(PASSAGE)
Another excerpt from my series/book Spirit on the Water, this time exploring Elijah and Elisha’s mentoring relationship.
Photo by Jehyun Sung on Unsplash
We all long for a spiritual father or mother to lead us, empower us, and release us into our destiny. Most of us had parents who weened us physically, but many of us have lived our lives as spiritual orphans. We haven’t had an Elijah figure to mentor us, and pass on his spirit to us.
Without a close spiritual mentor, many end up imitating the people around us, comparing ourselves and our lives to other’s Facebook profiles, and following the latest lifestyle trends and adopting arbitrary worldly measurements of success.
We all know that Christians are all called to imitate Jesus, and follow His example, but we honestly don’t think about him much during our daily routines. For many, He’s out of sight, out of mind. When it comes to living out our faith day to day, we are perhaps being led by certain foundational beliefs and Christian principles under the surface.
Yet, deep down we know, and God knows, that we need CONCRETE examples we can see, real flesh-and-blood role models we can fix our eyes on who embody Christ’s teachings and values. We personal inspirations to lead us through the nitty gritty grime of ordinary life and into the awesome expansiveness of the Good Life, the Kingdom Life, the Abundant life we discussed last time.
We get a powerful glimpse of a mentor/mentee relationship in Elijah and Elisha in 2 Kings 2. Let me do a little creative midrash on this fascinating story, and whet all our appetites for the goodness and growth that can from seeking out worthy mentors and role models to lead us deeper into the power and Spirit of God.
The goal of discipleship, and a mentor/mentee relationship is beautifully summed up in verse 9 and 10. Picture a scene of an old, wise sage on his death bed (or in this case, awaiting a mysterious chariot of fire to whisk him away), turning to his beloved disciple, his spiritual son, and asking:
“What can I do for you before I’m taken from you? Ask anything.” Elisha said, “Your life repeated in my life. I want to be a holy man just like you.” (2 Kings 2:9-10)
(End PASSAGE)
**EXERCISE REQUIREMENTS**. Copy the excerpt starting with "We all know" and going on through "under the surface.", but swap "daily routines" for "everyday routines".
(DATA RECORDS)
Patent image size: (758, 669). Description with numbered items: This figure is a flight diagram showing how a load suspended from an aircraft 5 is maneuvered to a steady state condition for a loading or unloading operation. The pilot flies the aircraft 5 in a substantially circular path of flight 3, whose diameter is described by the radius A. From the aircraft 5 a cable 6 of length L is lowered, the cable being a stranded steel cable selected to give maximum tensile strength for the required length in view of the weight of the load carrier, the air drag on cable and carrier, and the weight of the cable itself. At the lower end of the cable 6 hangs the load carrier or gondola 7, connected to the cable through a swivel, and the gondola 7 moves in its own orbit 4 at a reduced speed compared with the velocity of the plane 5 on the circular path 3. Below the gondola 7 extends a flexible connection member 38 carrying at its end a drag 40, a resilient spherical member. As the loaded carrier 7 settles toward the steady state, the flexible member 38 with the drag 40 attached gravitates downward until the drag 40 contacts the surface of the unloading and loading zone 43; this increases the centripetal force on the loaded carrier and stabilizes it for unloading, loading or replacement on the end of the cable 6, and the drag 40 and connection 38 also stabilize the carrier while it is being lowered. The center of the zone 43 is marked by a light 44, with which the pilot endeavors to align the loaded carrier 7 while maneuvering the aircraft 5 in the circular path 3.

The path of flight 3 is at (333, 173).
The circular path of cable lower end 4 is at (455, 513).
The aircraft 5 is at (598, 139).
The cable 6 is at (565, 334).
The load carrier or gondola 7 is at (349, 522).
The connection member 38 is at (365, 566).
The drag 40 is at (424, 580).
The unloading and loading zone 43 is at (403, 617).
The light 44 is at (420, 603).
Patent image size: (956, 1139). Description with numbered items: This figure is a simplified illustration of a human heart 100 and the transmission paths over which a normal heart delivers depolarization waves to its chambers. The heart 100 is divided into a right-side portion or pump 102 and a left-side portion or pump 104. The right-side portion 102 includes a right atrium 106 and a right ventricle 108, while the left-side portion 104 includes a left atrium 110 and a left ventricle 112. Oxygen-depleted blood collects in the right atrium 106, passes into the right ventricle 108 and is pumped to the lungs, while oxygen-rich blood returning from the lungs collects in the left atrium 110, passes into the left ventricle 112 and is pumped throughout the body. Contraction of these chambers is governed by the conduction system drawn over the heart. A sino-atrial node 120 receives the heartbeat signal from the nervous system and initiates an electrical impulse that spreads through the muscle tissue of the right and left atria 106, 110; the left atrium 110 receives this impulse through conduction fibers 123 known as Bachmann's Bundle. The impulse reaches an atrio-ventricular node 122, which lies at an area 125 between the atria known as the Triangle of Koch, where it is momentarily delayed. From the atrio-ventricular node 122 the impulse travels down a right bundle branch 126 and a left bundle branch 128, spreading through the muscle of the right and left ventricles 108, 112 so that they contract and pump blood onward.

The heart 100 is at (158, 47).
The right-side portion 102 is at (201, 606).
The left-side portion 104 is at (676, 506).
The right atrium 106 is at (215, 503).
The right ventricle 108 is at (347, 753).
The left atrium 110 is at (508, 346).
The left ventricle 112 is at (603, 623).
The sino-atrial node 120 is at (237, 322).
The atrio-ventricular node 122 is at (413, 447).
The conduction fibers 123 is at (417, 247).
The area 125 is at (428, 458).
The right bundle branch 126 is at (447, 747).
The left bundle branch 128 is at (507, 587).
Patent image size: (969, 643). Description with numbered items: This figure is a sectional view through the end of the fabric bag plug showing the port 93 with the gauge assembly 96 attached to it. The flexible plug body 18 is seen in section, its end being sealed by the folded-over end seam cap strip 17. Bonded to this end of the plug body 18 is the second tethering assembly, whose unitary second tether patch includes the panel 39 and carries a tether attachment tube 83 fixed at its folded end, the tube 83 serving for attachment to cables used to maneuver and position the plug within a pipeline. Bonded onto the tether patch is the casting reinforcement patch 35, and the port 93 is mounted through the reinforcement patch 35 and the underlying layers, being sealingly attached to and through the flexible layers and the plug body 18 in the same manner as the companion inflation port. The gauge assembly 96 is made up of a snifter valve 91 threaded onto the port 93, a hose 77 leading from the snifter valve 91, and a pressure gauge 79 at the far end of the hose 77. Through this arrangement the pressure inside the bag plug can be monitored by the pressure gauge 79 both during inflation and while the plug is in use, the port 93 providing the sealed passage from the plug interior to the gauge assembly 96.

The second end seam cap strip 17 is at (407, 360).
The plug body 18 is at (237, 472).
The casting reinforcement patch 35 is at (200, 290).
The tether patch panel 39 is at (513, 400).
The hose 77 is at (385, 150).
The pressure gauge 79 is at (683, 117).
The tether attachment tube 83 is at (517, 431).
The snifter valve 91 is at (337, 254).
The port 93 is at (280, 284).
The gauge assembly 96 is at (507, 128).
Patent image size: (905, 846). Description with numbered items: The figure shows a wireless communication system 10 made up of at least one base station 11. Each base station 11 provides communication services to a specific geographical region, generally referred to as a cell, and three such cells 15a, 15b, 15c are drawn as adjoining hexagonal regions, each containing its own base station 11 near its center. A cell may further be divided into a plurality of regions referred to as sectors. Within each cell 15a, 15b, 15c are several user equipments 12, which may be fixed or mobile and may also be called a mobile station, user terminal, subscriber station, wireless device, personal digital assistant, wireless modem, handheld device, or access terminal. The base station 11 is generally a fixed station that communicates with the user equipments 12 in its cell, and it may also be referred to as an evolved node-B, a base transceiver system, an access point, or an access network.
(End DATA RECORDS)
**EXPECTED ANSWER**.
We all know that Christians are all called to imitate Jesus, and follow His example, but we honestly don’t think about him much during our everyday routines. For many, He’s out of sight, out of mind. When it comes to living out our faith day to day, we are perhaps being led by certain foundational beliefs and Christian principles under the surface.